## begin

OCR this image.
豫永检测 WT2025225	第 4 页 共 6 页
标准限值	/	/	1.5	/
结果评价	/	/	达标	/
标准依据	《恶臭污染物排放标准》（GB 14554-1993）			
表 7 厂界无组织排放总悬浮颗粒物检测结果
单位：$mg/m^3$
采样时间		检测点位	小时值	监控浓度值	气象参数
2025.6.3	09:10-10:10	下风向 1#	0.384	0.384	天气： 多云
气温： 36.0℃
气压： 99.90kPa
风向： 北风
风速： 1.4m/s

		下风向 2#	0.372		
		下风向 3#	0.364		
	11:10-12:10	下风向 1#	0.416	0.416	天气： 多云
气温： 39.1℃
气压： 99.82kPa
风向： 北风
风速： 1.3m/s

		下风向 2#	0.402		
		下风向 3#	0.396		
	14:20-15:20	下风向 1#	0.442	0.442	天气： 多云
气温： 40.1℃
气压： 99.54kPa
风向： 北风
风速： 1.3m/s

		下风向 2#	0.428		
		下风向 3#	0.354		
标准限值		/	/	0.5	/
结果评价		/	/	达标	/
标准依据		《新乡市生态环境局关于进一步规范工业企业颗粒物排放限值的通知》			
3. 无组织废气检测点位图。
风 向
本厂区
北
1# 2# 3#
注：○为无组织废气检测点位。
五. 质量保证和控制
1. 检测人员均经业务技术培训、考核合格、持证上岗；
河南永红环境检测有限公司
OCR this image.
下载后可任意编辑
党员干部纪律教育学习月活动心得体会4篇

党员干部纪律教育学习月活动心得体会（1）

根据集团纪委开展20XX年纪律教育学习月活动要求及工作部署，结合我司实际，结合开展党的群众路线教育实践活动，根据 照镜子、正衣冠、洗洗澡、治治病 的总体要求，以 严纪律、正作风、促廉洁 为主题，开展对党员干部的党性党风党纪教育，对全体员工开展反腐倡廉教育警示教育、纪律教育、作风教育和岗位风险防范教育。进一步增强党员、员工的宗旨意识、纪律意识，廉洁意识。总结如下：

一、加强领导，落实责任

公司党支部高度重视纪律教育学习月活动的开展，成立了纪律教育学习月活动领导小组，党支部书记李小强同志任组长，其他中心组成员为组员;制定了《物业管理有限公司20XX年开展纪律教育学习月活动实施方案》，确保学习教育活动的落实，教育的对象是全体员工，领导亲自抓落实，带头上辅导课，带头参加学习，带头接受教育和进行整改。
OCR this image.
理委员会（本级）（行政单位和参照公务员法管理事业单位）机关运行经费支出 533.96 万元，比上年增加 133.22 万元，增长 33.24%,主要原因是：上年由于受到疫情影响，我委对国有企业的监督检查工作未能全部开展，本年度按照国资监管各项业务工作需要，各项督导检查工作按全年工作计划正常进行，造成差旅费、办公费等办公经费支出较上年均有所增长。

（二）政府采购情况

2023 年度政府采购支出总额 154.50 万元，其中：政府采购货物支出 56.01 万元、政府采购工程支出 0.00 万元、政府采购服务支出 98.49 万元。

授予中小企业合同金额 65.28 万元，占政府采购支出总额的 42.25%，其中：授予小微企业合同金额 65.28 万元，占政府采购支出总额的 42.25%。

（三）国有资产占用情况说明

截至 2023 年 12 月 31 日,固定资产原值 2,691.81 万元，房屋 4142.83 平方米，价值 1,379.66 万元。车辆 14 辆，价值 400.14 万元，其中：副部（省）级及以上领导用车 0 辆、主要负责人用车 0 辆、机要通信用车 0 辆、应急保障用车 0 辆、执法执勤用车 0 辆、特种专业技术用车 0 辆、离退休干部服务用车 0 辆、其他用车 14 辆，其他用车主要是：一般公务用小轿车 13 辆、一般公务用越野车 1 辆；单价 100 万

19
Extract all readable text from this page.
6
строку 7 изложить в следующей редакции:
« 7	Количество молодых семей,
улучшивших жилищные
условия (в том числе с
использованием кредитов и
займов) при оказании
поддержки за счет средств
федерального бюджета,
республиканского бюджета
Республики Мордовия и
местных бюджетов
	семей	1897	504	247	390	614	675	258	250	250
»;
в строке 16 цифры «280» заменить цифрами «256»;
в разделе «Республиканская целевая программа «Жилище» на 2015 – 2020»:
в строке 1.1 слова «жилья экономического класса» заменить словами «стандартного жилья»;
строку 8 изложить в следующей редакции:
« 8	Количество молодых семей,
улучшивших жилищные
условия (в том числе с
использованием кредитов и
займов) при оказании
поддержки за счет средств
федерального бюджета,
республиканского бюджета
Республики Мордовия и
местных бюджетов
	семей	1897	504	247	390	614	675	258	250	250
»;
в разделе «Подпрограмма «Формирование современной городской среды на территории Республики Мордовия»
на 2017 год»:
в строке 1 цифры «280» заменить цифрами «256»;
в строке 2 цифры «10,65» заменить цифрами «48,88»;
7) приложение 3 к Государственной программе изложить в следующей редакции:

## end

▶ Instructions to follow
Look through the data and show every line containing "标准依据".

▶ Final answer
标准依据	《恶臭污染物排放标准》（GB 14554-1993）			
标准依据		《新乡市生态环境局关于进一步规范工业企业颗粒物排放限值的通知》			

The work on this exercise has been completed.